-- What the task requires --
Return each line of the records with nothing changed, pictures excepted.

○ ○ ○ ○

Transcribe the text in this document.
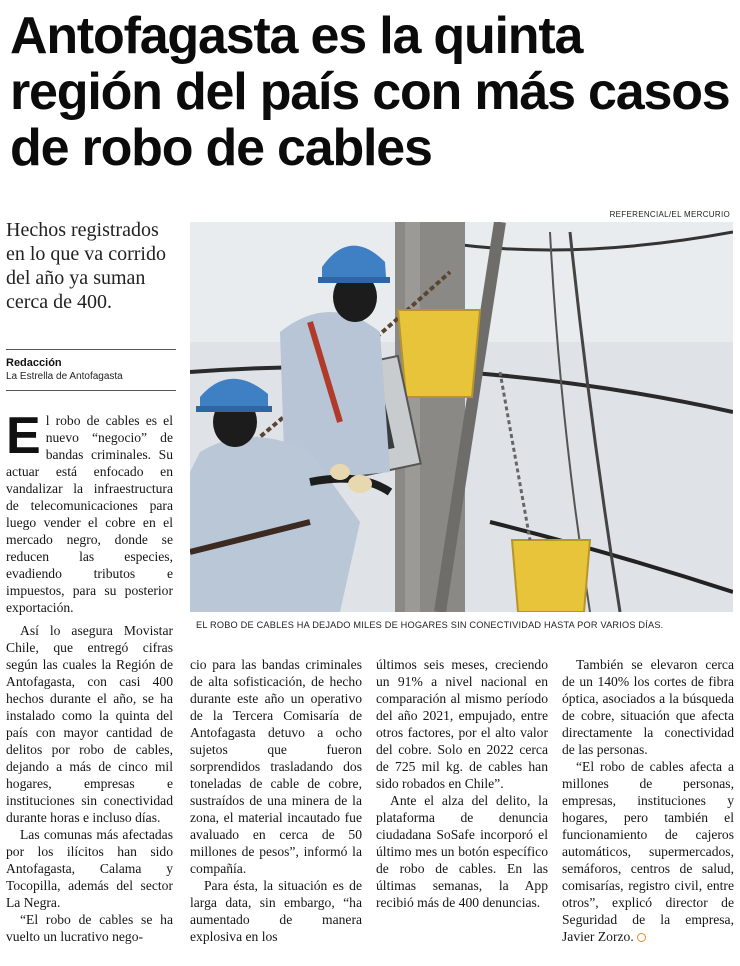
Antofagasta es la quinta región del país con más casos de robo de cables
REFERENCIAL/EL MERCURIO

Hechos registrados en lo que va corrido del año ya suman cerca de 400.

Redacción
La Estrella de Antofagasta
EL ROBO DE CABLES HA DEJADO MILES DE HOGARES SIN CONECTIVIDAD HASTA POR VARIOS DÍAS.

El robo de cables es el nuevo “negocio” de bandas criminales. Su actuar está enfocado en vandalizar la infraestructura de telecomunicaciones para luego vender el cobre en el mercado negro, donde se reducen las especies, evadiendo tributos e impuestos, para su posterior exportación.

Así lo asegura Movistar Chile, que entregó cifras según las cuales la Región de Antofagasta, con casi 400 hechos durante el año, se ha instalado como la quinta del país con mayor cantidad de delitos por robo de cables, dejando a más de cinco mil hogares, empresas e instituciones sin conectividad durante horas e incluso días.

Las comunas más afectadas por los ilícitos han sido Antofagasta, Calama y Tocopilla, además del sector La Negra.

“El robo de cables se ha vuelto un lucrativo nego-

cio para las bandas criminales de alta sofisticación, de hecho durante este año un operativo de la Tercera Comisaría de Antofagasta detuvo a ocho sujetos que fueron sorprendidos trasladando dos toneladas de cable de cobre, sustraídos de una minera de la zona, el material incautado fue avaluado en cerca de 50 millones de pesos”, informó la compañía.

Para ésta, la situación es de larga data, sin embargo, “ha aumentado de manera explosiva en los

últimos seis meses, creciendo un 91% a nivel nacional en comparación al mismo período del año 2021, empujado, entre otros factores, por el alto valor del cobre. Solo en 2022 cerca de 725 mil kg. de cables han sido robados en Chile”.

Ante el alza del delito, la plataforma de denuncia ciudadana SoSafe incorporó el último mes un botón específico de robo de cables. En las últimas semanas, la App recibió más de 400 denuncias.

También se elevaron cerca de un 140% los cortes de fibra óptica, asociados a la búsqueda de cobre, situación que afecta directamente la conectividad de las personas.

“El robo de cables afecta a millones de personas, empresas, instituciones y hogares, pero también el funcionamiento de cajeros automáticos, supermercados, semáforos, centros de salud, comisarías, registro civil, entre otros”, explicó director de Seguridad de la empresa, Javier Zorzo.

○ ○ ○ ○

-- Complete output --
Transcribe the text in this document.
Antofagasta es la quinta región del país con más casos de robo de cables
REFERENCIAL/EL MERCURIO

Hechos registrados en lo que va corrido del año ya suman cerca de 400.

Redacción
La Estrella de Antofagasta
EL ROBO DE CABLES HA DEJADO MILES DE HOGARES SIN CONECTIVIDAD HASTA POR VARIOS DÍAS.

El robo de cables es el nuevo “negocio” de bandas criminales. Su actuar está enfocado en vandalizar la infraestructura de telecomunicaciones para luego vender el cobre en el mercado negro, donde se reducen las especies, evadiendo tributos e impuestos, para su posterior exportación.

Así lo asegura Movistar Chile, que entregó cifras según las cuales la Región de Antofagasta, con casi 400 hechos durante el año, se ha instalado como la quinta del país con mayor cantidad de delitos por robo de cables, dejando a más de cinco mil hogares, empresas e instituciones sin conectividad durante horas e incluso días.

Las comunas más afectadas por los ilícitos han sido Antofagasta, Calama y Tocopilla, además del sector La Negra.

“El robo de cables se ha vuelto un lucrativo nego-

cio para las bandas criminales de alta sofisticación, de hecho durante este año un operativo de la Tercera Comisaría de Antofagasta detuvo a ocho sujetos que fueron sorprendidos trasladando dos toneladas de cable de cobre, sustraídos de una minera de la zona, el material incautado fue avaluado en cerca de 50 millones de pesos”, informó la compañía.

Para ésta, la situación es de larga data, sin embargo, “ha aumentado de manera explosiva en los

últimos seis meses, creciendo un 91% a nivel nacional en comparación al mismo período del año 2021, empujado, entre otros factores, por el alto valor del cobre. Solo en 2022 cerca de 725 mil kg. de cables han sido robados en Chile”.

Ante el alza del delito, la plataforma de denuncia ciudadana SoSafe incorporó el último mes un botón específico de robo de cables. En las últimas semanas, la App recibió más de 400 denuncias.

También se elevaron cerca de un 140% los cortes de fibra óptica, asociados a la búsqueda de cobre, situación que afecta directamente la conectividad de las personas.

“El robo de cables afecta a millones de personas, empresas, instituciones y hogares, pero también el funcionamiento de cajeros automáticos, supermercados, semáforos, centros de salud, comisarías, registro civil, entre otros”, explicó director de Seguridad de la empresa, Javier Zorzo.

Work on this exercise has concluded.